** QUÉ SE PIDE **
1. Copia al pie de la letra el fragmento sobre el envenenamiento en la cárcel, todo lo que va desde "Con dificultades, porque" hasta "UCI o una UTI?".
2. Sigue el fragmento sobre el envenenamiento en la cárcel a partir de su última frase.
── EL FRAGMENTO
Cae la tarde cuando vienen por mí. Rechazo la camilla y salgo caminando hasta el patio de carga. Detrás de mí, gendarmes portan el cadáver del fallecido y al llegar a la ambulancia me engrillan atándome al muerto. Voy tranquilo. No reclamo por lo que han hecho. Me imagino que luego declararán que se murió en el camino, salvando la responsabilidad del alcaide que claramente está coludido en la operación. ¿Cómo se explica sino que hayan envenenado la carne? ¿Cómo se explica que no nos pasaran la cuenta y no nos encerraran en la noche anterior?
Pensaba que me llevarían a un centro médico. Craso error. La ambulancia entra a la Penitenciaría de Santiago, quizás en un nuevo intento por retrasar la atención médica.
Me conducen al segundo piso de una construcción que recién identifico como el hospital penal y un doctor sale a mi encuentro. De corbata, muy bien vestido y formal, huele a colonia. Tiene entre 50 y 60 años, usa gafas, se ve seriamente preocupado. Me toma los signos vitales y sin vacilar me pregunta si yo soy el jefe mirista recientemente condenado por el consejo de guerra. Respondo que sí y para mi sorpresa se presenta formalmente diciendo que es el doctor Meric, que ha sido acusado injustamente de ser colaborador de la DINA, que ésta es su ocasión de demostrar que no es así y que él cree que hemos sido envenenados con botulina. ¿Qué es la botulina? ¿Vamos a morir?, pregunto sin tomar en cuenta su relato.
Explica en detalle que la botulina es una bacteria que se produce en ambientes sin oxígeno; que en el pasado era común ver estos casos, cuando no existían los procesos industriales para la conservación de alimentos, pero que hace diez años no hay casos similares en Chile. Luego explica que requerimos un antídoto y tratamiento en centros asistenciales que tengan UTI o UCI, porque la toxina ataca al sistema nervioso y vamos a quedar paralizados, sin capacidad de respirar y posiblemente con ataques al corazón.
Con dificultades, porque ahora me hierve la sangre de indignación, articulo las preguntas: ¿Y ustedes tienen ese antídoto? ¿Ustedes tienen una UCI o una UTI?
Responde que no, que están haciendo lo posible para que seamos trasladados a diversas postas porque necesitamos respiradores y no se sabe de la existencia de stock del antídoto. Está claro que siguen ganando tiempo, que se escudan en las formalidades de la institución.
────
── LÍNEAS ENTREGADAS
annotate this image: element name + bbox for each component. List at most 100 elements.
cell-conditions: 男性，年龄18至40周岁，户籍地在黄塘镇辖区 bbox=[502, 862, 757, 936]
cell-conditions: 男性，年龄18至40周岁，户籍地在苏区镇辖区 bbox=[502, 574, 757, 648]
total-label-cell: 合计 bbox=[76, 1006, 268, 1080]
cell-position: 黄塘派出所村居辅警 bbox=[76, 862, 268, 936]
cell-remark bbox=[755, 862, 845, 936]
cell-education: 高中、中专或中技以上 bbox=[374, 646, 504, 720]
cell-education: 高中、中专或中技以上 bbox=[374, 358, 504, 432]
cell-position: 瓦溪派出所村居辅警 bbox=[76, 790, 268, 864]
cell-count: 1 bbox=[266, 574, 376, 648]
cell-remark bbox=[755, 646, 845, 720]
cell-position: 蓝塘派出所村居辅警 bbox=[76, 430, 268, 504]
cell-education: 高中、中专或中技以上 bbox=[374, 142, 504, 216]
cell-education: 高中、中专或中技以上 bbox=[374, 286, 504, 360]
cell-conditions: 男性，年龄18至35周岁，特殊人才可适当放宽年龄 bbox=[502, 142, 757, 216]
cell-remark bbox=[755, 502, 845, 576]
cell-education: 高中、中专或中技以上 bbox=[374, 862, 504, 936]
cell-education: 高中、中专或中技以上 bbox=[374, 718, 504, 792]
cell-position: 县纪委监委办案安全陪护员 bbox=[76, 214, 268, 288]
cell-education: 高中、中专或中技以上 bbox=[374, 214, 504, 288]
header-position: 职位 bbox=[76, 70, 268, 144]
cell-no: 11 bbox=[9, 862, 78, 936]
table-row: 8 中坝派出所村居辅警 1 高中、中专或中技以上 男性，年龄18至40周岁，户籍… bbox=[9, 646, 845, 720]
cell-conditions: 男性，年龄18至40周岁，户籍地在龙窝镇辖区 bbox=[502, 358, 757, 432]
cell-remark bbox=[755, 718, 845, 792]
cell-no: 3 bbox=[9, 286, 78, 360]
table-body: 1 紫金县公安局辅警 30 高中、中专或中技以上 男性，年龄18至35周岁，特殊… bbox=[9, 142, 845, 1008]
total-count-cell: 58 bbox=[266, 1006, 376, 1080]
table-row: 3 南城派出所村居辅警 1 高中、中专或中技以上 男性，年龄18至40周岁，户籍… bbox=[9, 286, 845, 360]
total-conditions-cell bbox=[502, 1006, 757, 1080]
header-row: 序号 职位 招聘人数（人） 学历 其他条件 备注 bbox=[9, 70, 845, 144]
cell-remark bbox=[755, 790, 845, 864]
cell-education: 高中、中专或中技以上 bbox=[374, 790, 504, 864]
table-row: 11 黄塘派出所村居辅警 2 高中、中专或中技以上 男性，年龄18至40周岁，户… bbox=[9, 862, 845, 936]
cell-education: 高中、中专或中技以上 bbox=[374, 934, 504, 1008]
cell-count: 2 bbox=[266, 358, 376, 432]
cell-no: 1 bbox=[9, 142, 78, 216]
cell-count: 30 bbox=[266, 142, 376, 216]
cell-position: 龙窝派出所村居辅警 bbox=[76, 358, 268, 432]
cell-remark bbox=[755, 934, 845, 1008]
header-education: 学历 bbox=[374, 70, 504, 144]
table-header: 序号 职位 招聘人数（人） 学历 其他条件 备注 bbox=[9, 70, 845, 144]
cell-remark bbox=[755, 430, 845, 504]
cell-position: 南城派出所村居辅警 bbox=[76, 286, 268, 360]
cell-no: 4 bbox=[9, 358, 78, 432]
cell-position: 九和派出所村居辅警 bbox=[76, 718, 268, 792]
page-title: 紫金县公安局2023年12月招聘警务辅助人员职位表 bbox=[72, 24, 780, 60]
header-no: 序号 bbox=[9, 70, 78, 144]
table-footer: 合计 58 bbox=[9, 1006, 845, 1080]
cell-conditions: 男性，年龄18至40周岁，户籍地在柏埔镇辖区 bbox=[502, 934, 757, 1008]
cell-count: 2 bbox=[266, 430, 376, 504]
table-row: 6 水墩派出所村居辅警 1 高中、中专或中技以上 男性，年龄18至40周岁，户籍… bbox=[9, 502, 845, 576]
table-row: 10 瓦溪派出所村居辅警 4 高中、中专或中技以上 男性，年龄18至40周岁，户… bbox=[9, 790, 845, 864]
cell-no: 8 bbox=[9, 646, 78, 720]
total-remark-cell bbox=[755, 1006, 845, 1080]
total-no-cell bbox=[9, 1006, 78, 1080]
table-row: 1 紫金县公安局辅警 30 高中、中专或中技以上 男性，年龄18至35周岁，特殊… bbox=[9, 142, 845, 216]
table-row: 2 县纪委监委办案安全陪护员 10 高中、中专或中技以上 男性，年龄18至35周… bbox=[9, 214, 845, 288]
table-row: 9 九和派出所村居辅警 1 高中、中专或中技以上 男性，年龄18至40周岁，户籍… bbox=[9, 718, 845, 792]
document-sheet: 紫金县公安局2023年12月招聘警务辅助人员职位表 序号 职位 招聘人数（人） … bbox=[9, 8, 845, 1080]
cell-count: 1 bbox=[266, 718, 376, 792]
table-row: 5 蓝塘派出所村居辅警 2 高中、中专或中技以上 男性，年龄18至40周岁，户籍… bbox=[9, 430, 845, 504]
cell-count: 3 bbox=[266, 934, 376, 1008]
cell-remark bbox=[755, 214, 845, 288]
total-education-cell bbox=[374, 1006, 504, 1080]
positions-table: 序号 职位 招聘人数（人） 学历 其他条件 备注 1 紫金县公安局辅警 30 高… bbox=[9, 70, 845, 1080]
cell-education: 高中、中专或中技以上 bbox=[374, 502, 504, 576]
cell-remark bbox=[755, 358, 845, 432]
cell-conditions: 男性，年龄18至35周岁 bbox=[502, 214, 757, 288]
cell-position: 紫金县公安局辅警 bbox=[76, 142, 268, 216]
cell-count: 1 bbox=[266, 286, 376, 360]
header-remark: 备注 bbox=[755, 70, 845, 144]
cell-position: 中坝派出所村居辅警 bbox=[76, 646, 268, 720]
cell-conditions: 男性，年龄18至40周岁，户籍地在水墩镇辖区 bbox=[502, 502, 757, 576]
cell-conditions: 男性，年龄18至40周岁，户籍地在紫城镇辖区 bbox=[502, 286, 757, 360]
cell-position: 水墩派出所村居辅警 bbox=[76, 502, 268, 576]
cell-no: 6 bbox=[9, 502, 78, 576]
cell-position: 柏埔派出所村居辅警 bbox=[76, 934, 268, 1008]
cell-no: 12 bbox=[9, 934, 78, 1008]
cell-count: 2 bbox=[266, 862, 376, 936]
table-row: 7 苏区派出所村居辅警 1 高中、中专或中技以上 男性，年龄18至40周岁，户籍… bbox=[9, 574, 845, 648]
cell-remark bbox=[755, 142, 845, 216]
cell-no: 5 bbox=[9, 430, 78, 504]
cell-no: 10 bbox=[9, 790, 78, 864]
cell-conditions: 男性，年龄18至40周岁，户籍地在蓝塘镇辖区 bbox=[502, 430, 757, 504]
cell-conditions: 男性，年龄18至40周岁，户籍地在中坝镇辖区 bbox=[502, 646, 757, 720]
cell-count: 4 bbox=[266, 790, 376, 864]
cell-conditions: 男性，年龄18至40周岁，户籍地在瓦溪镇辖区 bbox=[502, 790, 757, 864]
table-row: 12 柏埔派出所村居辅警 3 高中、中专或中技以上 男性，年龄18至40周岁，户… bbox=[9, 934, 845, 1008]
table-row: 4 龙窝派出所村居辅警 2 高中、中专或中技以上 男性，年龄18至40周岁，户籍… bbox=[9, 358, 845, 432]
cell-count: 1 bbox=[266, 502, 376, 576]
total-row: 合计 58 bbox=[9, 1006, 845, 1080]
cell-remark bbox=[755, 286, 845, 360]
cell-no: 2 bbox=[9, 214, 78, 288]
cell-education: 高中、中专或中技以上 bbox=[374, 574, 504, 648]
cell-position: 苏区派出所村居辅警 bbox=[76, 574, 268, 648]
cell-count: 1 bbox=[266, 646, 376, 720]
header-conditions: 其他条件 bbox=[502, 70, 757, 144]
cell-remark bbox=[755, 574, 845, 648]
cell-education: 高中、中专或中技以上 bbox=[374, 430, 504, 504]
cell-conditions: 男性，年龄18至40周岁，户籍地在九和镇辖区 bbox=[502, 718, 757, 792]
────
** LAS RESPUESTAS **
1.
Con dificultades, porque ahora me hierve la sangre de indignación, articulo las preguntas: ¿Y ustedes tienen ese antídoto? ¿Ustedes tienen una UCI o una UTI?

2.
Camino hacia la sala donde están el resto de mis compañeros. Adalberto está inmóvil y no responde a estímulos, aunque respira bien. Ricardo y Elizardo están calmados, tendidos en sus camas, despiertos. No veo al preso común. ¿Por esto es que no me condenaron a muerte? ¿No querían asumir de manera pública y explícita el fusilamiento de un resistente y recurrieron a este método asesinando de paso a cinco personas más?
El año 2004, veintitrés años después de estos acontecimientos, en la oficina del juez Alejandro Madrid quien investiga la muerte del ex presidente Eduardo Frei Montalva encuentro respuestas.
Existió una Brigada del Ejército especializada en la guerra bacteriológica. El juez ha logrado individualizar a quien compró las cepas de la toxina botulínica en Estados Unidos, ha logrado identificar quien transportó este producto en avión comercial, violando todas las reglas internacionales de tráfico aéreo, y ha logrado identificar quien recibió el producto.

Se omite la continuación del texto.